SOURCE RECORDS
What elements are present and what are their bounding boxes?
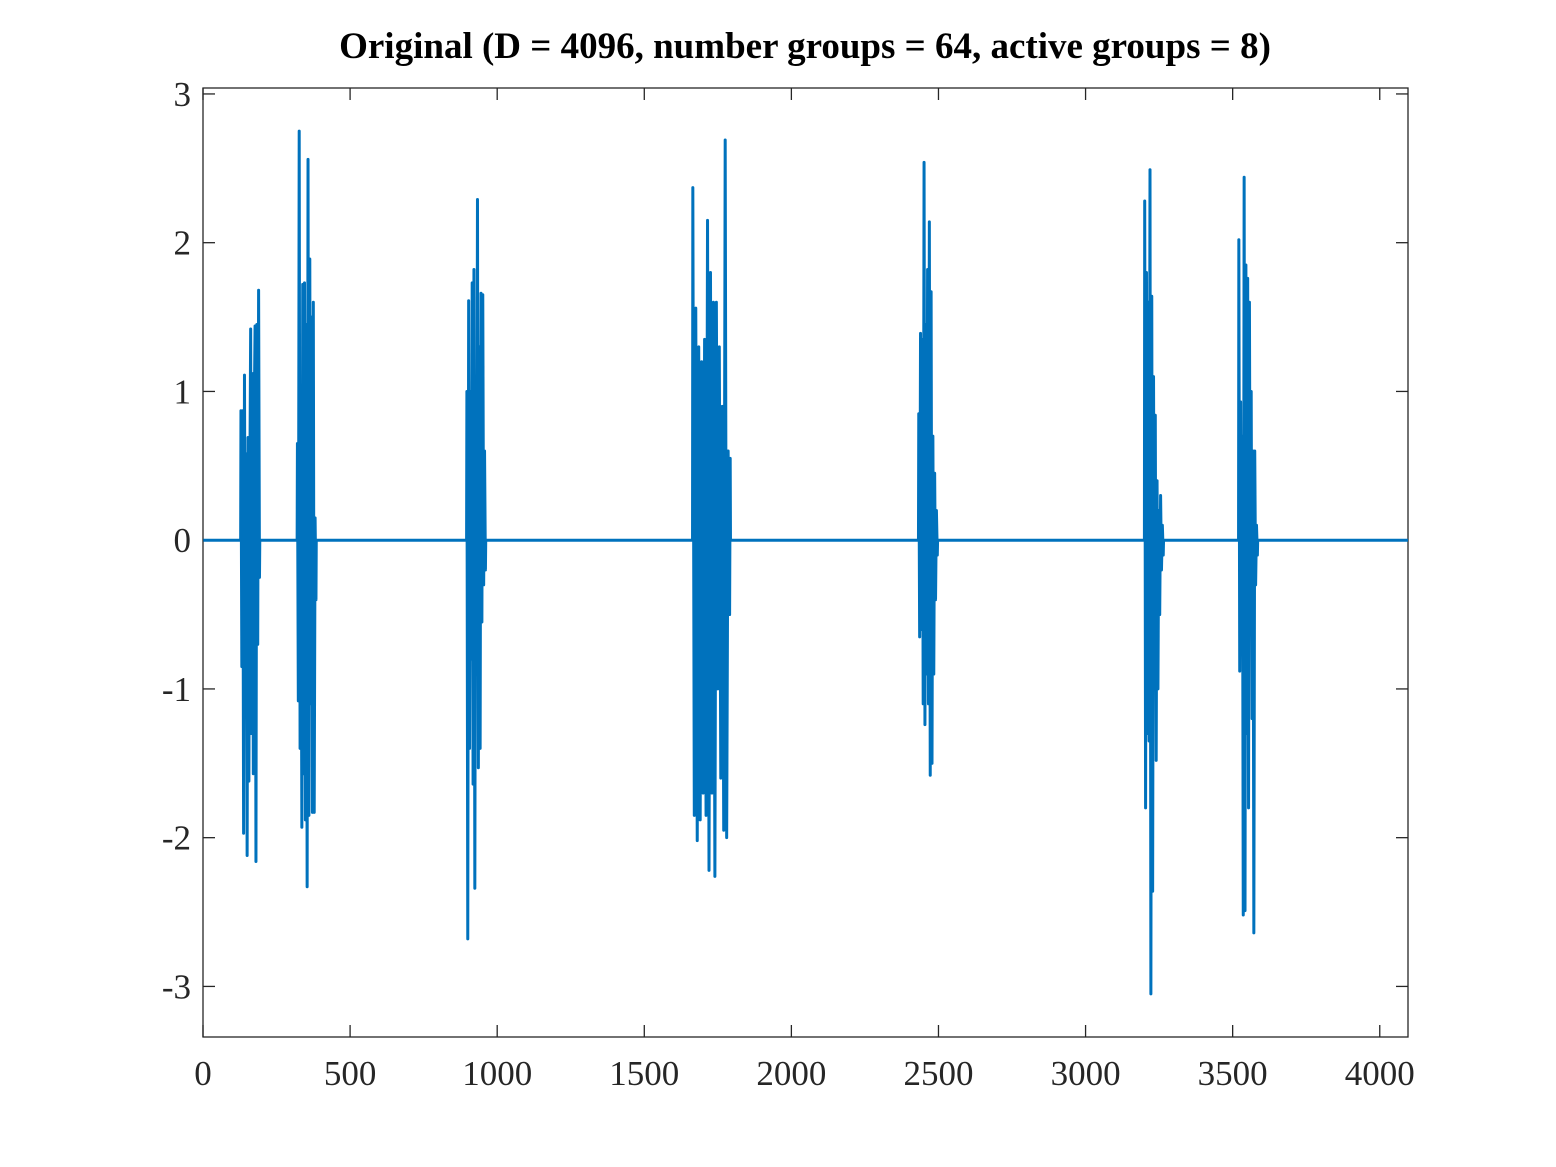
y-tick-label: 2 xyxy=(174,224,192,263)
x-tick-label: 1000 xyxy=(462,1054,532,1093)
x-tick-label: 2500 xyxy=(903,1054,973,1093)
data-line xyxy=(203,129,1408,996)
x-tick-label: 3500 xyxy=(1198,1054,1268,1093)
y-tick-label: -2 xyxy=(162,819,191,858)
x-tick-label: 1500 xyxy=(609,1054,679,1093)
y-tick-label: 0 xyxy=(174,521,192,560)
y-tick-label: 1 xyxy=(174,372,192,411)
x-tick-label: 2000 xyxy=(756,1054,826,1093)
x-tick-label: 4000 xyxy=(1345,1054,1415,1093)
x-tick-label: 0 xyxy=(194,1054,212,1093)
chart-title: Original (D = 4096, number groups = 64, … xyxy=(339,26,1271,67)
x-tick-label: 500 xyxy=(324,1054,377,1093)
y-tick-label: -3 xyxy=(162,967,191,1006)
plot-frame xyxy=(202,87,1409,1038)
y-tick-label: -1 xyxy=(162,670,191,709)
y-tick-label: 3 xyxy=(174,75,192,114)
x-tick-label: 3000 xyxy=(1051,1054,1121,1093)
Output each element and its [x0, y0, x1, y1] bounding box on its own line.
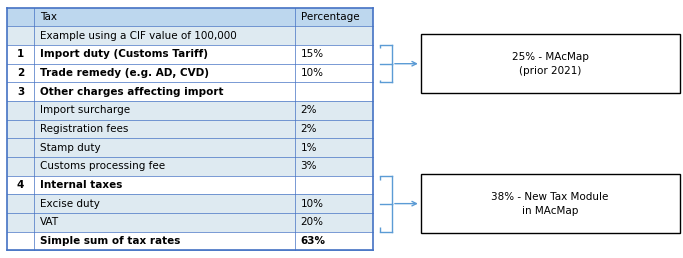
Bar [7, 82, 373, 101]
Text: Import duty (Customs Tariff): Import duty (Customs Tariff) [40, 49, 208, 59]
Text: 2: 2 [17, 68, 24, 78]
Text: Percentage: Percentage [301, 12, 359, 22]
Text: Tax: Tax [40, 12, 57, 22]
Text: 20%: 20% [301, 217, 324, 227]
Bar [7, 26, 373, 45]
Bar [7, 213, 373, 232]
Text: Simple sum of tax rates: Simple sum of tax rates [40, 236, 180, 246]
Text: 25% - MAcMap
(prior 2021): 25% - MAcMap (prior 2021) [512, 52, 589, 76]
Text: 63%: 63% [301, 236, 326, 246]
Bar [7, 138, 373, 157]
Text: Excise duty: Excise duty [40, 199, 100, 209]
Bar [7, 64, 373, 82]
Bar [7, 232, 373, 250]
Text: Trade remedy (e.g. AD, CVD): Trade remedy (e.g. AD, CVD) [40, 68, 209, 78]
Text: 3%: 3% [301, 161, 317, 171]
Text: Internal taxes: Internal taxes [40, 180, 122, 190]
Text: 2%: 2% [301, 124, 317, 134]
Bar [7, 120, 373, 138]
Text: 15%: 15% [301, 49, 324, 59]
Bar [7, 101, 373, 120]
Bar [7, 157, 373, 176]
Text: 1: 1 [17, 49, 24, 59]
Text: 4: 4 [17, 180, 24, 190]
Text: Example using a CIF value of 100,000: Example using a CIF value of 100,000 [40, 31, 236, 41]
Text: VAT: VAT [40, 217, 59, 227]
Bar [7, 8, 373, 26]
Bar [7, 45, 373, 64]
Text: 2%: 2% [301, 105, 317, 115]
Text: 38% - New Tax Module
in MAcMap: 38% - New Tax Module in MAcMap [492, 192, 609, 216]
Text: Registration fees: Registration fees [40, 124, 128, 134]
Text: 10%: 10% [301, 68, 324, 78]
Text: Customs processing fee: Customs processing fee [40, 161, 165, 171]
FancyBboxPatch shape [421, 174, 680, 233]
FancyBboxPatch shape [421, 34, 680, 93]
Text: 10%: 10% [301, 199, 324, 209]
Text: Import surcharge: Import surcharge [40, 105, 130, 115]
Text: Other charges affecting import: Other charges affecting import [40, 87, 223, 97]
Text: 3: 3 [17, 87, 24, 97]
Text: 1%: 1% [301, 143, 317, 153]
Text: Stamp duty: Stamp duty [40, 143, 100, 153]
Bar [7, 176, 373, 194]
Bar [7, 194, 373, 213]
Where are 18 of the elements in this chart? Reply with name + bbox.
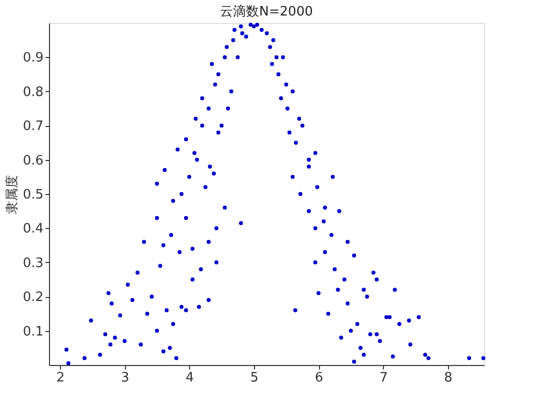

REQUIREMENTS
Pick out every line in the rows above that contains the word "Module" and copy each such line in full.

SOLUTION TO THIS PROBLEM
Text: 38% - New Tax Module
in MAcMap: 38% - New Tax Module in MAcMap [492, 192, 609, 216]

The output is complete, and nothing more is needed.